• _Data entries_
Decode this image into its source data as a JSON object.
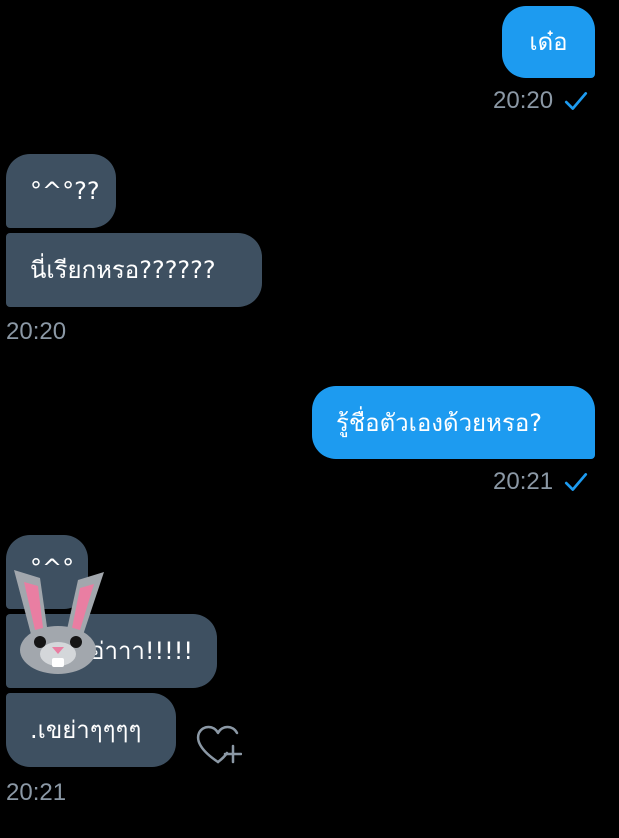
{
  "messages": [
    {
      "direction": "outgoing",
      "text": "เด๋อ"
    },
    {
      "direction": "outgoing",
      "time": "20:20",
      "read": true
    },
    {
      "direction": "incoming",
      "text": "°^°??"
    },
    {
      "direction": "incoming",
      "text": "นี่เรียกหรอ??????"
    },
    {
      "direction": "incoming",
      "time": "20:20"
    },
    {
      "direction": "outgoing",
      "text": "รู้ชื่อตัวเองด้วยหรอ?"
    },
    {
      "direction": "outgoing",
      "time": "20:21",
      "read": true
    },
    {
      "direction": "incoming",
      "text": "°^°"
    },
    {
      "direction": "incoming",
      "text": "อ่าาา!!!!!"
    },
    {
      "direction": "incoming",
      "text": ".เขย่าๆๆๆๆ"
    },
    {
      "direction": "incoming",
      "time": "20:21"
    }
  ],
  "icons": {
    "read_receipt": "checkmark-icon",
    "react": "heart-plus-icon",
    "sticker": "bunny-sticker"
  },
  "colors": {
    "background": "#000000",
    "outgoing_bubble": "#1d9bf0",
    "incoming_bubble": "#3e5061",
    "timestamp": "#8b98a5",
    "checkmark": "#1d9bf0"
  }
}
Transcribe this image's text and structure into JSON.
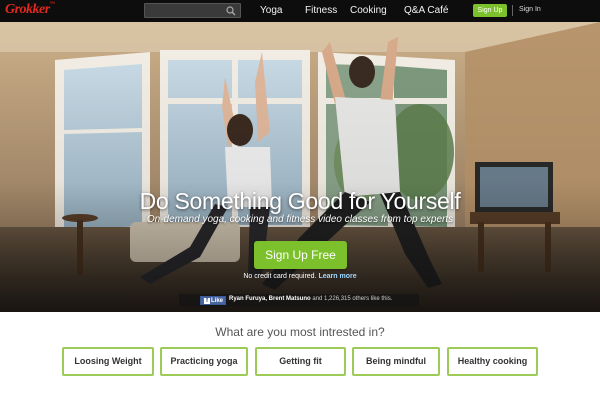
{
  "header": {
    "logo": "Grokker",
    "logo_tm": "™",
    "search": {
      "placeholder": ""
    },
    "nav": [
      "Yoga",
      "Fitness",
      "Cooking",
      "Q&A Café"
    ],
    "signup_label": "Sign Up",
    "signin_label": "Sign In"
  },
  "hero": {
    "title": "Do Something Good for Yourself",
    "subtitle": "On-demand yoga, cooking and fitness video classes from top experts",
    "cta_label": "Sign Up Free",
    "no_credit_text": "No credit card required.",
    "learn_more": "Learn more",
    "facebook": {
      "like_label": "Like",
      "names": "Ryan Furuya, Brent Matsuno",
      "others": "and 1,226,315 others like this."
    }
  },
  "interests": {
    "title": "What are you most intrested in?",
    "options": [
      "Loosing Weight",
      "Practicing yoga",
      "Getting fit",
      "Being mindful",
      "Healthy cooking"
    ]
  },
  "colors": {
    "brand_red": "#e1281f",
    "accent_green": "#7cc02b",
    "nav_bg": "#0d0d0d",
    "option_border": "#9dcb57"
  }
}
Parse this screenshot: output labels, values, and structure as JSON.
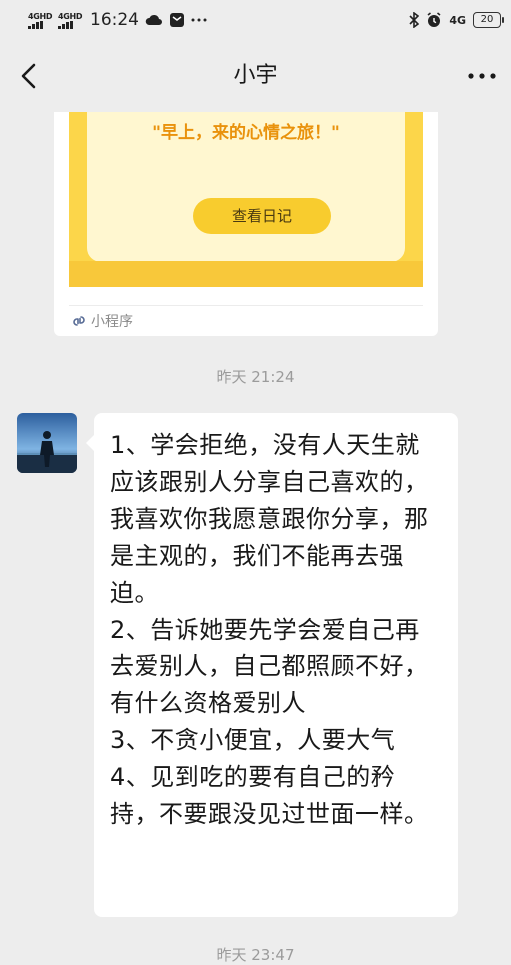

• _What you should do_
Copy the listing word for word, excluding its pictures.

• _Complete response_
Decode this image into its source data as a JSON object.
{
  "messages": [
    {
      "direction": "outgoing",
      "text": "เด๋อ"
    },
    {
      "direction": "outgoing",
      "time": "20:20",
      "read": true
    },
    {
      "direction": "incoming",
      "text": "°^°??"
    },
    {
      "direction": "incoming",
      "text": "นี่เรียกหรอ??????"
    },
    {
      "direction": "incoming",
      "time": "20:20"
    },
    {
      "direction": "outgoing",
      "text": "รู้ชื่อตัวเองด้วยหรอ?"
    },
    {
      "direction": "outgoing",
      "time": "20:21",
      "read": true
    },
    {
      "direction": "incoming",
      "text": "°^°"
    },
    {
      "direction": "incoming",
      "text": "อ่าาา!!!!!"
    },
    {
      "direction": "incoming",
      "text": ".เขย่าๆๆๆๆ"
    },
    {
      "direction": "incoming",
      "time": "20:21"
    }
  ],
  "icons": {
    "read_receipt": "checkmark-icon",
    "react": "heart-plus-icon",
    "sticker": "bunny-sticker"
  },
  "colors": {
    "background": "#000000",
    "outgoing_bubble": "#1d9bf0",
    "incoming_bubble": "#3e5061",
    "timestamp": "#8b98a5",
    "checkmark": "#1d9bf0"
  }
}
Transcribe this image's text and structure into JSON.
{
  "header": {
    "logo": "Grokker",
    "logo_tm": "™",
    "search": {
      "placeholder": ""
    },
    "nav": [
      "Yoga",
      "Fitness",
      "Cooking",
      "Q&A Café"
    ],
    "signup_label": "Sign Up",
    "signin_label": "Sign In"
  },
  "hero": {
    "title": "Do Something Good for Yourself",
    "subtitle": "On-demand yoga, cooking and fitness video classes from top experts",
    "cta_label": "Sign Up Free",
    "no_credit_text": "No credit card required.",
    "learn_more": "Learn more",
    "facebook": {
      "like_label": "Like",
      "names": "Ryan Furuya, Brent Matsuno",
      "others": "and 1,226,315 others like this."
    }
  },
  "interests": {
    "title": "What are you most intrested in?",
    "options": [
      "Loosing Weight",
      "Practicing yoga",
      "Getting fit",
      "Being mindful",
      "Healthy cooking"
    ]
  },
  "colors": {
    "brand_red": "#e1281f",
    "accent_green": "#7cc02b",
    "nav_bg": "#0d0d0d",
    "option_border": "#9dcb57"
  }
}
Parse this screenshot: output labels, values, and structure as JSON.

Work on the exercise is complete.